▶ DIRECTIVE:
Your reply should be one number: the count of lines holding the word "note".

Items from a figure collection

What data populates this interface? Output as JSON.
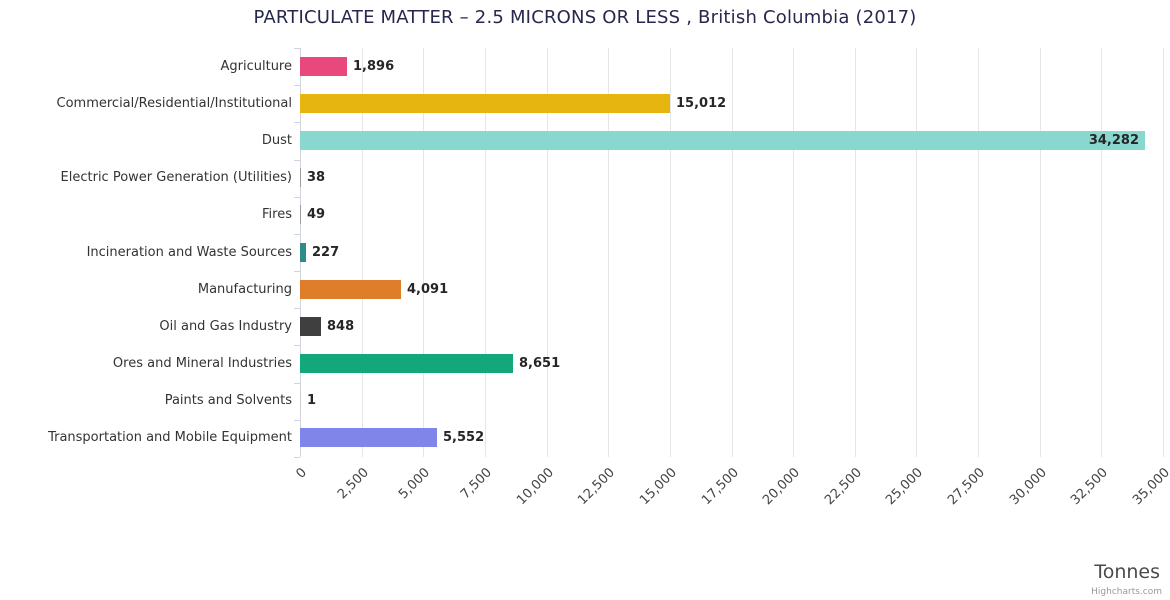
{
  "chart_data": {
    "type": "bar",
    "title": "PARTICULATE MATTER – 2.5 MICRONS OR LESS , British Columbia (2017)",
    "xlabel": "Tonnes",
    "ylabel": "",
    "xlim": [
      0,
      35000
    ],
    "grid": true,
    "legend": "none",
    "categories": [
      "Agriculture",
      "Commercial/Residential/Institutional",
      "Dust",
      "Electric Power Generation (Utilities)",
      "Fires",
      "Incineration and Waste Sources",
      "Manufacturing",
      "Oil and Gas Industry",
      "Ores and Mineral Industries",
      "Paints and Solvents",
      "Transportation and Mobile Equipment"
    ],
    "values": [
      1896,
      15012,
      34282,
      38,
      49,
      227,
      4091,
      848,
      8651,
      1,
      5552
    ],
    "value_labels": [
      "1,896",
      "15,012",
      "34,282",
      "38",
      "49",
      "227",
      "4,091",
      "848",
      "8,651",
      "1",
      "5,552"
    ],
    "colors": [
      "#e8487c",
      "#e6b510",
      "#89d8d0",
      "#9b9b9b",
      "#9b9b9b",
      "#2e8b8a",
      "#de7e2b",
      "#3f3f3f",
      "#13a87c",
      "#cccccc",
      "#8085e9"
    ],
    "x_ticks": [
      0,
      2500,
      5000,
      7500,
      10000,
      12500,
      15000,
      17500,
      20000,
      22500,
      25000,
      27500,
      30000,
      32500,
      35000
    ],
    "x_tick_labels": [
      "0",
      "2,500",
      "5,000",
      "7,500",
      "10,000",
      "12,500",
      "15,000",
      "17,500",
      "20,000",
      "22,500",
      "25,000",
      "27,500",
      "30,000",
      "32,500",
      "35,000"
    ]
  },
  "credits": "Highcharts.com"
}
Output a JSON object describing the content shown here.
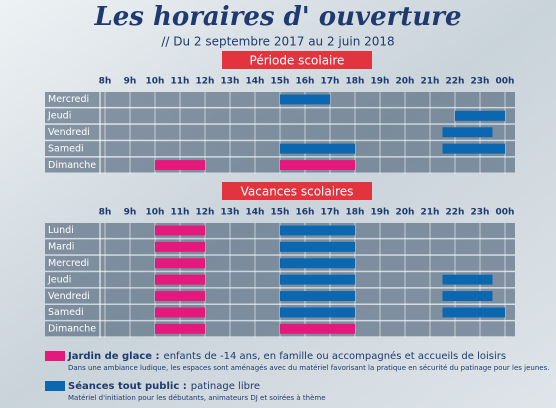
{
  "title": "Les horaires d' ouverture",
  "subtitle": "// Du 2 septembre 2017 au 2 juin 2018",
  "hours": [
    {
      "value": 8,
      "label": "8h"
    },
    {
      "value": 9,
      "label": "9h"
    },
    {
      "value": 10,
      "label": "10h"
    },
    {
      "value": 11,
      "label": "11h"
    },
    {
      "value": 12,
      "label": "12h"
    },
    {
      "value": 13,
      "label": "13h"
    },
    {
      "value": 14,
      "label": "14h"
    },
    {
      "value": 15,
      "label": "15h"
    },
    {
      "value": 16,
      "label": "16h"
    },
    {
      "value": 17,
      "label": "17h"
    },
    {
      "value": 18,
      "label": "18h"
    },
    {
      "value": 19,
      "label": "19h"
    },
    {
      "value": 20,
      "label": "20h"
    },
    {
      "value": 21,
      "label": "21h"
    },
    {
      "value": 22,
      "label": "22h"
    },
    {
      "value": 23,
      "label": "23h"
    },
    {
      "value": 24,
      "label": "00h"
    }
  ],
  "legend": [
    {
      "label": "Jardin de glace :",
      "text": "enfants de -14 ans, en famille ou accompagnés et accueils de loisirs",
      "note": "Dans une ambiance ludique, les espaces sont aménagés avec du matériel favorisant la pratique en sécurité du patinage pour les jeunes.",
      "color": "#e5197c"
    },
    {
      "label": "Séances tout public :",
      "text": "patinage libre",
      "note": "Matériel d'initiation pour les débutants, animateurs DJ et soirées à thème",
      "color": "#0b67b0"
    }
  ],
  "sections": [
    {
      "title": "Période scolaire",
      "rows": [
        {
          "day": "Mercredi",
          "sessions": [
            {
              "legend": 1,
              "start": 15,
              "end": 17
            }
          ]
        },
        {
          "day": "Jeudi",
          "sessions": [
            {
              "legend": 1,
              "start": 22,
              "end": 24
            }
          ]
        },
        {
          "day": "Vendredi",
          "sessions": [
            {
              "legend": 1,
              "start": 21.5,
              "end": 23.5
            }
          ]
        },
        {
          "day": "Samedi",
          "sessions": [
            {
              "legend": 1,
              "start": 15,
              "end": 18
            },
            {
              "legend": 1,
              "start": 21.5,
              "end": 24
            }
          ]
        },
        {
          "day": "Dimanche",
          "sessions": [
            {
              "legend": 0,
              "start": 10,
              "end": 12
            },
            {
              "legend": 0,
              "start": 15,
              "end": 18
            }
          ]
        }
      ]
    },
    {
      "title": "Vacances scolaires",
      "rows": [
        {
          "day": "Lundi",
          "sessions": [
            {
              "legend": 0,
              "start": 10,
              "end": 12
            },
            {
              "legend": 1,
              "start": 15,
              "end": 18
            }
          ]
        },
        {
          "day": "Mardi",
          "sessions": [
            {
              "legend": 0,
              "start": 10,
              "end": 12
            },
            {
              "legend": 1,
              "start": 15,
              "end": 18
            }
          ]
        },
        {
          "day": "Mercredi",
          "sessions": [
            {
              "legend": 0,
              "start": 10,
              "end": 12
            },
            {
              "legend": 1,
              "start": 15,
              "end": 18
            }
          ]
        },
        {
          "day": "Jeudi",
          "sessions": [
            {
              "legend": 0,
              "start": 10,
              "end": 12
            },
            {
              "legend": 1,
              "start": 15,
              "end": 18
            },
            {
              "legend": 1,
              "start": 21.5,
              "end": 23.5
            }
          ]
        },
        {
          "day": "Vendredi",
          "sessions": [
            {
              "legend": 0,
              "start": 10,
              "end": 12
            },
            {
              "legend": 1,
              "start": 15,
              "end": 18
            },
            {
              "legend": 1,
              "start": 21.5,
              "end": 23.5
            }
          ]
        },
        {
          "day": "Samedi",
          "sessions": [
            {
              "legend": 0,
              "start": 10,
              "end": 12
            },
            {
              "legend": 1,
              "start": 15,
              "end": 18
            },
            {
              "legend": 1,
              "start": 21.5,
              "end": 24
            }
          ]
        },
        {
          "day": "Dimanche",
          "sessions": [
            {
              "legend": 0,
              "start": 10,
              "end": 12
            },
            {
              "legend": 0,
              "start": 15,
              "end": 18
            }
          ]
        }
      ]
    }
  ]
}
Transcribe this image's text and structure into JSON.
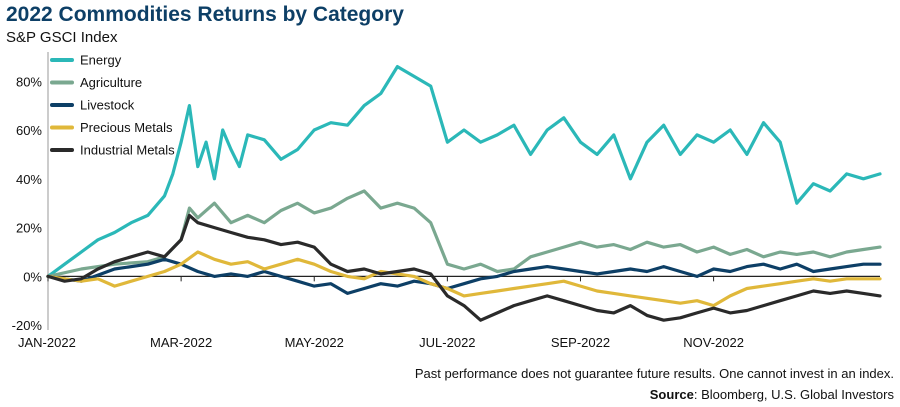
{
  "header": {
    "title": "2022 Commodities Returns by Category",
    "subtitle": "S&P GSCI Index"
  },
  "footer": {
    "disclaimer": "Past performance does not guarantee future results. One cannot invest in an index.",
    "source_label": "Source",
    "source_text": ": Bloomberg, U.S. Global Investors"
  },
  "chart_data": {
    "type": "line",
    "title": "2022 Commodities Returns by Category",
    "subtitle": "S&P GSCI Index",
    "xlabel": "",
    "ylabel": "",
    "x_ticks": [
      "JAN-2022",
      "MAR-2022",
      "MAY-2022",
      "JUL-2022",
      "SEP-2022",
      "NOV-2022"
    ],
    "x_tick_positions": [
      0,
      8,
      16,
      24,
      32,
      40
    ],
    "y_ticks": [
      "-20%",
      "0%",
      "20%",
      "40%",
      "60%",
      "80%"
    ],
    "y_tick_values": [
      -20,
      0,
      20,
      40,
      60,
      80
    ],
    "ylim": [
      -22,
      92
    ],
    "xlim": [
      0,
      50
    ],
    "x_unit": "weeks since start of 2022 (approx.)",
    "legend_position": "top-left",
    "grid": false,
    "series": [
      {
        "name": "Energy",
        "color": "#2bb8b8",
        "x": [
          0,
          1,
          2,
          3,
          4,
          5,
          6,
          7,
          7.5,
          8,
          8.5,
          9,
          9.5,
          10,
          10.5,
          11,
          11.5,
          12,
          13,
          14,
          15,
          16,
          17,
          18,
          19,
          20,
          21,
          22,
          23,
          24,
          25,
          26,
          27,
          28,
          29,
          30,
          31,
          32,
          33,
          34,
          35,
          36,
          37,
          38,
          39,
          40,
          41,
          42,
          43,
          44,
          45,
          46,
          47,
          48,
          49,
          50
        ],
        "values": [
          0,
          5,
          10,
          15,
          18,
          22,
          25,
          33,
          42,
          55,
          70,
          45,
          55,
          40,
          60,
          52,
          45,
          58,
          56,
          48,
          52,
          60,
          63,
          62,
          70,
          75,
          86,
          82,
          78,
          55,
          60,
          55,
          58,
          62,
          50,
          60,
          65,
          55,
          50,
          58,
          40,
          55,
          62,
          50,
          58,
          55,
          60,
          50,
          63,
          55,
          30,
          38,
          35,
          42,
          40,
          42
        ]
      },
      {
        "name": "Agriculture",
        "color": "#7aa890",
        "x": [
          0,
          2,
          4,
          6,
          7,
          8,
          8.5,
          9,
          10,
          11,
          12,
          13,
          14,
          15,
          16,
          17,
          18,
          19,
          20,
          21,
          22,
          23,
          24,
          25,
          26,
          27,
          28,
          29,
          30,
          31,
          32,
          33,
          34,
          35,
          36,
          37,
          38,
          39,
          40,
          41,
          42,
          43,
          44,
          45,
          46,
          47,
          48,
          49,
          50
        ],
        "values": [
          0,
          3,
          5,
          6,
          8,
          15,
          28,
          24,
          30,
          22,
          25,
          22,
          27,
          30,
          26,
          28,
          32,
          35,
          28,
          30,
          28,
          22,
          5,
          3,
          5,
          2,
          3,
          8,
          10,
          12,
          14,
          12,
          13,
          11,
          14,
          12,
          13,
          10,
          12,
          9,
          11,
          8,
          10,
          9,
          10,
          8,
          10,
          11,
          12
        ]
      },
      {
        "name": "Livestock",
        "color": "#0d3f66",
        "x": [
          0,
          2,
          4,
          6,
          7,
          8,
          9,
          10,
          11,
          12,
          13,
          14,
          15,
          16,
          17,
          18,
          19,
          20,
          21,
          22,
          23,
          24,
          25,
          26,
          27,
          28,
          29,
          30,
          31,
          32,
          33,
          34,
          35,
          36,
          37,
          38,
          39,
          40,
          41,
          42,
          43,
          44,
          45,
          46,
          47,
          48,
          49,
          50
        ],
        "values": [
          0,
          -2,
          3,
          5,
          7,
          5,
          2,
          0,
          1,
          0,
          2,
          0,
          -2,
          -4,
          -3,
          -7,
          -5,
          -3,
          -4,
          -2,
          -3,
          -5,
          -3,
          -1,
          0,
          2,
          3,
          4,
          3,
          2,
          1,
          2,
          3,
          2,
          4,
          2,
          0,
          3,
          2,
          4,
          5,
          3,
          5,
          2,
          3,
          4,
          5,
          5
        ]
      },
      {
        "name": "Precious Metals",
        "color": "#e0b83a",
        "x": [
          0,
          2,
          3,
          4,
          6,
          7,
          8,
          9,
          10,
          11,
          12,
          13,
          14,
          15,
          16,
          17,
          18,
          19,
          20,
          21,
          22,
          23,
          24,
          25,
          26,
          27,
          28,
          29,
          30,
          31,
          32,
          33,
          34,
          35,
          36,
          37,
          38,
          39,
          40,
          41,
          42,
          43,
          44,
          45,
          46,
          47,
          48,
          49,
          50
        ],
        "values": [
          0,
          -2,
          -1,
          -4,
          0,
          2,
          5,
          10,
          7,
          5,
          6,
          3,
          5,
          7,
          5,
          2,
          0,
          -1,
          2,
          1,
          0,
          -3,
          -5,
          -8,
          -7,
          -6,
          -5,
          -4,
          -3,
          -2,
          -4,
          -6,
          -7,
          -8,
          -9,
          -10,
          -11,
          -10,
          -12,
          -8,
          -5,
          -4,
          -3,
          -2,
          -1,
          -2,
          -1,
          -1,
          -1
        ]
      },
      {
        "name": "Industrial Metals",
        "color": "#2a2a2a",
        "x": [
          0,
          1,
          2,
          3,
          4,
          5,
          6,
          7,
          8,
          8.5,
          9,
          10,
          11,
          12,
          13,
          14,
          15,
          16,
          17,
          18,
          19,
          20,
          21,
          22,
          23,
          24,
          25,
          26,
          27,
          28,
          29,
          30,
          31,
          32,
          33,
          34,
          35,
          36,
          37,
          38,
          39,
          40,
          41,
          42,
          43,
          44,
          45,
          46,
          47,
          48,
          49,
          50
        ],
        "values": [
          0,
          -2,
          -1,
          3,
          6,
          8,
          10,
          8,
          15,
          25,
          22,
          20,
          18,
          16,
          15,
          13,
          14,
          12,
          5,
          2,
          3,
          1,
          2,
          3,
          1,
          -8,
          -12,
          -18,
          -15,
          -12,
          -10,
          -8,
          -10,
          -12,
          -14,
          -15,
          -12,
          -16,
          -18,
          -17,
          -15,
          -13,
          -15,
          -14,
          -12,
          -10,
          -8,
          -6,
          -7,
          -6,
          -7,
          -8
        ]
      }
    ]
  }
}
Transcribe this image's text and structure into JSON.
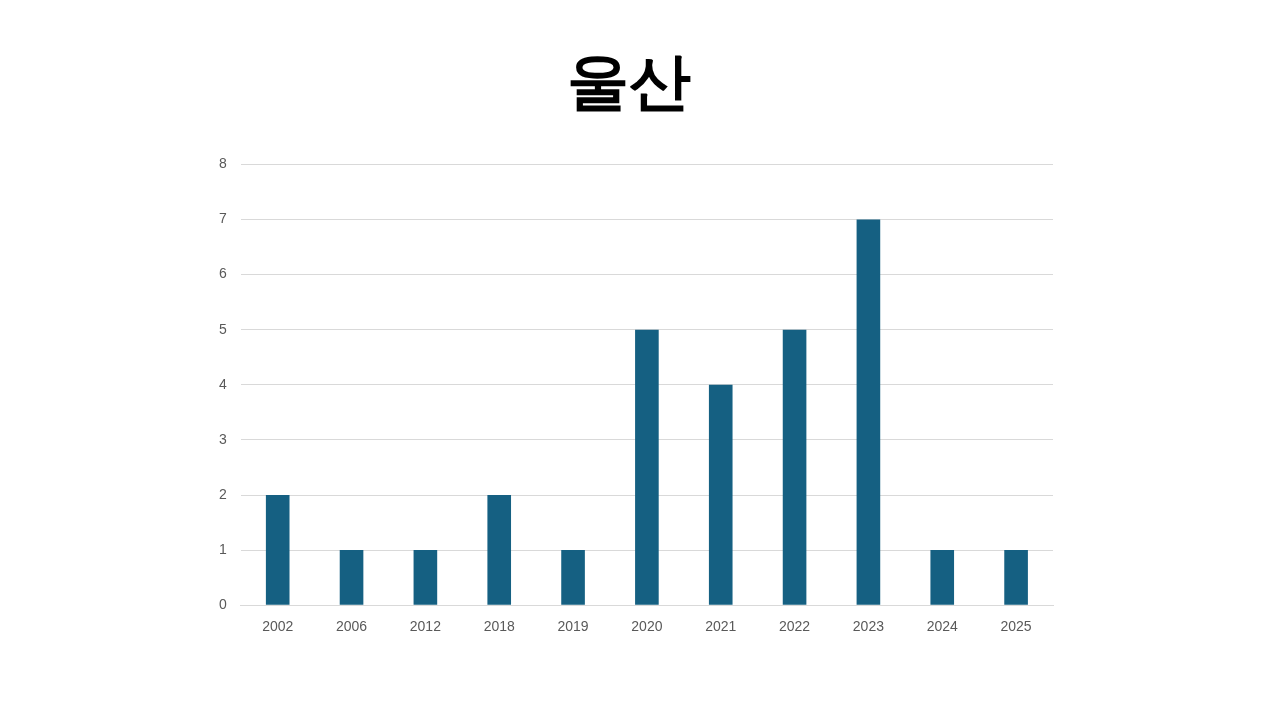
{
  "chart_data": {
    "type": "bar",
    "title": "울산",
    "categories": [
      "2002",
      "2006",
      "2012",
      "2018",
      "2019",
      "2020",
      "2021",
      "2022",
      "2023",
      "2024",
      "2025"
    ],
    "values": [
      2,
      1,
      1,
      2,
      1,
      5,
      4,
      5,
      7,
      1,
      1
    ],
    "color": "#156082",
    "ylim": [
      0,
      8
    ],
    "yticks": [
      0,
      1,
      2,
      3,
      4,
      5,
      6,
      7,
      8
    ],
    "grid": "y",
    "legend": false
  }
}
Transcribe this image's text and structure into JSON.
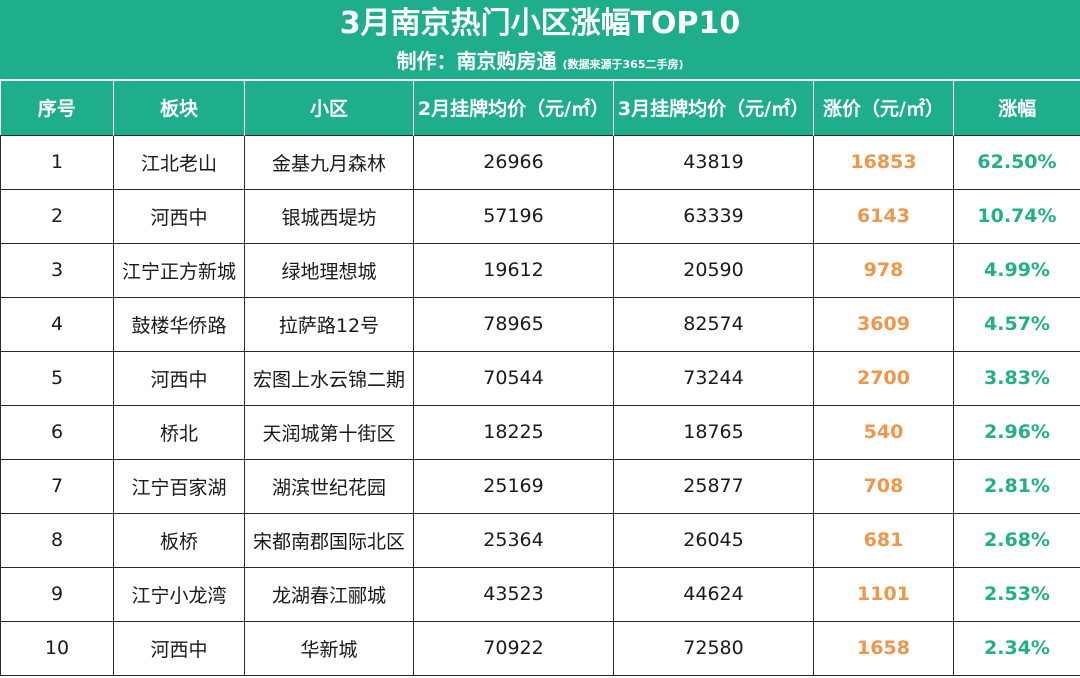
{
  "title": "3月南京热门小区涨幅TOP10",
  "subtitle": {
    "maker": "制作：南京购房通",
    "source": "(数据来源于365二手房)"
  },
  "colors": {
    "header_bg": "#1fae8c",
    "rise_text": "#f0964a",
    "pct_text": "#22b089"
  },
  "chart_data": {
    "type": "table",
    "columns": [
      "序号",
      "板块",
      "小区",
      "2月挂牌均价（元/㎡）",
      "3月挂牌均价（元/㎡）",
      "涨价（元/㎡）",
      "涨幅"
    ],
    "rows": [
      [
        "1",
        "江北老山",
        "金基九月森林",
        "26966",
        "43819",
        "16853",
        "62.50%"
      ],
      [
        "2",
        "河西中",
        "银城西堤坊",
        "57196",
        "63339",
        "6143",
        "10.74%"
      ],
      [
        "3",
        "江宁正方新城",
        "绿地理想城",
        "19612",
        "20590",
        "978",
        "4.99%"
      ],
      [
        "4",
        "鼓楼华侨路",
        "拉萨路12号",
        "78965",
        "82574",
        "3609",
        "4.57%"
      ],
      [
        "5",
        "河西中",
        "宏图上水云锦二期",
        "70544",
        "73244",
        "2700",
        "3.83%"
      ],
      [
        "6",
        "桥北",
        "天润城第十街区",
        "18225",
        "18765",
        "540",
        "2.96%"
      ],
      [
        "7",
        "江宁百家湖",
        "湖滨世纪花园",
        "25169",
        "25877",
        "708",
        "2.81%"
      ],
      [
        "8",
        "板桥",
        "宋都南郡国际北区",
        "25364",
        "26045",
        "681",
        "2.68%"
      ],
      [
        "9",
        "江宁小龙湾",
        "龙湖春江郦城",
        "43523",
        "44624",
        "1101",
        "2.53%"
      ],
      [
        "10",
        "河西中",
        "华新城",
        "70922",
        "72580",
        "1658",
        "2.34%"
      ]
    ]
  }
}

▶ EXERCISE ANSWER:
2